[Stored data entries]

● ● ● ●

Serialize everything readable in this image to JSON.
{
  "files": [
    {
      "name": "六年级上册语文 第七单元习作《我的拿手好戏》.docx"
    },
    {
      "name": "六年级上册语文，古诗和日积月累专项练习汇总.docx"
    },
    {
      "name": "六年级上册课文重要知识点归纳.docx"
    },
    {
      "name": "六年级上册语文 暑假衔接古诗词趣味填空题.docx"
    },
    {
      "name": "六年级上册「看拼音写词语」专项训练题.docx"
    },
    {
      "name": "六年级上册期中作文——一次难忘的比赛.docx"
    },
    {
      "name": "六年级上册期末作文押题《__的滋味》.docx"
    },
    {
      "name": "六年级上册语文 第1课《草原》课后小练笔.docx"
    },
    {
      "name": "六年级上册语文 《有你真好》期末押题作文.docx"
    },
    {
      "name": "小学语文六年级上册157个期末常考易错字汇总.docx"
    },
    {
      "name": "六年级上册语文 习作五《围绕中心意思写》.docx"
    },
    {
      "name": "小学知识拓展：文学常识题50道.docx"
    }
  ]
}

● ● ● ●

Take every line from the records above that has the word "docx" and copy it.

      "name": "六年级上册语文 第七单元习作《我的拿手好戏》.docx"
      "name": "六年级上册语文，古诗和日积月累专项练习汇总.docx"
      "name": "六年级上册课文重要知识点归纳.docx"
      "name": "六年级上册语文 暑假衔接古诗词趣味填空题.docx"
      "name": "六年级上册「看拼音写词语」专项训练题.docx"
      "name": "六年级上册期中作文——一次难忘的比赛.docx"
      "name": "六年级上册期末作文押题《__的滋味》.docx"
      "name": "六年级上册语文 第1课《草原》课后小练笔.docx"
      "name": "六年级上册语文 《有你真好》期末押题作文.docx"
      "name": "小学语文六年级上册157个期末常考易错字汇总.docx"
      "name": "六年级上册语文 习作五《围绕中心意思写》.docx"
      "name": "小学知识拓展：文学常识题50道.docx"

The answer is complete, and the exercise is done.